- _Directive_
Write the records out again, precisely as they stand.

- _Listing_
»»
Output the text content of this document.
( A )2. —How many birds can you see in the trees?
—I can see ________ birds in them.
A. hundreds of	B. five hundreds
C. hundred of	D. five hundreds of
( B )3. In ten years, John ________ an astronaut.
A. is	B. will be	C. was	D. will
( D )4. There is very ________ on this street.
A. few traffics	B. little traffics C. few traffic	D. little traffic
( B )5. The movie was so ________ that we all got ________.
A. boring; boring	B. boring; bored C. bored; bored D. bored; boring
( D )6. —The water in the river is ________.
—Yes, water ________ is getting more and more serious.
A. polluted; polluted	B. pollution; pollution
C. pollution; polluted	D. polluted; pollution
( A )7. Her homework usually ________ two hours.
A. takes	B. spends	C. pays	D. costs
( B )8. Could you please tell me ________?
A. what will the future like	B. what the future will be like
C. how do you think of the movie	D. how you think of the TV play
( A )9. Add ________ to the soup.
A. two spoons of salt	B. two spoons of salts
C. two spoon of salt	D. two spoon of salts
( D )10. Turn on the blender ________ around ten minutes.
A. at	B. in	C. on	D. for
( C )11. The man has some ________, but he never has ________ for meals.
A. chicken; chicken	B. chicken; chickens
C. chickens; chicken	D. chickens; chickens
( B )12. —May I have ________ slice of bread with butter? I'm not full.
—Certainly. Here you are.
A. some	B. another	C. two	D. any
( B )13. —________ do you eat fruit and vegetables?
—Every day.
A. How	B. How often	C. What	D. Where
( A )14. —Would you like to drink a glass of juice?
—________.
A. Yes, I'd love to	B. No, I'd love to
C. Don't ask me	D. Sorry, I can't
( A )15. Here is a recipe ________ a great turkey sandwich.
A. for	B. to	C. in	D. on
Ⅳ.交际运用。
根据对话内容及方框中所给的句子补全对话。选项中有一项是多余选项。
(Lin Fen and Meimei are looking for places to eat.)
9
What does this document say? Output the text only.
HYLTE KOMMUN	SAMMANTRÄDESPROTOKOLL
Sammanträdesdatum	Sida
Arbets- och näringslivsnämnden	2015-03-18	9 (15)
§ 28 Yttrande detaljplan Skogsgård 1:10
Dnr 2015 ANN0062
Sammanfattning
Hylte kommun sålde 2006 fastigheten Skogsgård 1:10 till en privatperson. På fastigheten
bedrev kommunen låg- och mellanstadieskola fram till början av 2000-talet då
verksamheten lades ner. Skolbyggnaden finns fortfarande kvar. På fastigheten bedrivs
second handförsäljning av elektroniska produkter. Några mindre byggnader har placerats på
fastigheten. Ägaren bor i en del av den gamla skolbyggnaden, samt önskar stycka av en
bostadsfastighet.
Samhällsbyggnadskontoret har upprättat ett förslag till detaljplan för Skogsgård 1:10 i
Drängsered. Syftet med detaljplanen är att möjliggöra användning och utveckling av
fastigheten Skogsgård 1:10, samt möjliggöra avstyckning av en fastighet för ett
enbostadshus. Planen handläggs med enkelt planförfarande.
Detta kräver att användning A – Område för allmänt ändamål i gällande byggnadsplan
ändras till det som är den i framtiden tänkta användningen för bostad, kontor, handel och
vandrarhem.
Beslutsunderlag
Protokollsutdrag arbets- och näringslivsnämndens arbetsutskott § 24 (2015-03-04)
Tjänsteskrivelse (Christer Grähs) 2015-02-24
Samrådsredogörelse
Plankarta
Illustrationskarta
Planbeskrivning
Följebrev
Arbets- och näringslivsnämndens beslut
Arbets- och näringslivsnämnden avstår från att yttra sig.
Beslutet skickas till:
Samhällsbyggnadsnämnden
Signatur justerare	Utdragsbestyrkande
««
- _Problem solution_
Output the text content of this document.
( A )2. —How many birds can you see in the trees?
—I can see ________ birds in them.
A. hundreds of	B. five hundreds
C. hundred of	D. five hundreds of
( B )3. In ten years, John ________ an astronaut.
A. is	B. will be	C. was	D. will
( D )4. There is very ________ on this street.
A. few traffics	B. little traffics C. few traffic	D. little traffic
( B )5. The movie was so ________ that we all got ________.
A. boring; boring	B. boring; bored C. bored; bored D. bored; boring
( D )6. —The water in the river is ________.
—Yes, water ________ is getting more and more serious.
A. polluted; polluted	B. pollution; pollution
C. pollution; polluted	D. polluted; pollution
( A )7. Her homework usually ________ two hours.
A. takes	B. spends	C. pays	D. costs
( B )8. Could you please tell me ________?
A. what will the future like	B. what the future will be like
C. how do you think of the movie	D. how you think of the TV play
( A )9. Add ________ to the soup.
A. two spoons of salt	B. two spoons of salts
C. two spoon of salt	D. two spoon of salts
( D )10. Turn on the blender ________ around ten minutes.
A. at	B. in	C. on	D. for
( C )11. The man has some ________, but he never has ________ for meals.
A. chicken; chicken	B. chicken; chickens
C. chickens; chicken	D. chickens; chickens
( B )12. —May I have ________ slice of bread with butter? I'm not full.
—Certainly. Here you are.
A. some	B. another	C. two	D. any
( B )13. —________ do you eat fruit and vegetables?
—Every day.
A. How	B. How often	C. What	D. Where
( A )14. —Would you like to drink a glass of juice?
—________.
A. Yes, I'd love to	B. No, I'd love to
C. Don't ask me	D. Sorry, I can't
( A )15. Here is a recipe ________ a great turkey sandwich.
A. for	B. to	C. in	D. on
Ⅳ.交际运用。
根据对话内容及方框中所给的句子补全对话。选项中有一项是多余选项。
(Lin Fen and Meimei are looking for places to eat.)
9
What does this document say? Output the text only.
HYLTE KOMMUN	SAMMANTRÄDESPROTOKOLL
Sammanträdesdatum	Sida
Arbets- och näringslivsnämnden	2015-03-18	9 (15)
§ 28 Yttrande detaljplan Skogsgård 1:10
Dnr 2015 ANN0062
Sammanfattning
Hylte kommun sålde 2006 fastigheten Skogsgård 1:10 till en privatperson. På fastigheten
bedrev kommunen låg- och mellanstadieskola fram till början av 2000-talet då
verksamheten lades ner. Skolbyggnaden finns fortfarande kvar. På fastigheten bedrivs
second handförsäljning av elektroniska produkter. Några mindre byggnader har placerats på
fastigheten. Ägaren bor i en del av den gamla skolbyggnaden, samt önskar stycka av en
bostadsfastighet.
Samhällsbyggnadskontoret har upprättat ett förslag till detaljplan för Skogsgård 1:10 i
Drängsered. Syftet med detaljplanen är att möjliggöra användning och utveckling av
fastigheten Skogsgård 1:10, samt möjliggöra avstyckning av en fastighet för ett
enbostadshus. Planen handläggs med enkelt planförfarande.
Detta kräver att användning A – Område för allmänt ändamål i gällande byggnadsplan
ändras till det som är den i framtiden tänkta användningen för bostad, kontor, handel och
vandrarhem.
Beslutsunderlag
Protokollsutdrag arbets- och näringslivsnämndens arbetsutskott § 24 (2015-03-04)
Tjänsteskrivelse (Christer Grähs) 2015-02-24
Samrådsredogörelse
Plankarta
Illustrationskarta
Planbeskrivning
Följebrev
Arbets- och näringslivsnämndens beslut
Arbets- och näringslivsnämnden avstår från att yttra sig.
Beslutet skickas till:
Samhällsbyggnadsnämnden
Signatur justerare	Utdragsbestyrkande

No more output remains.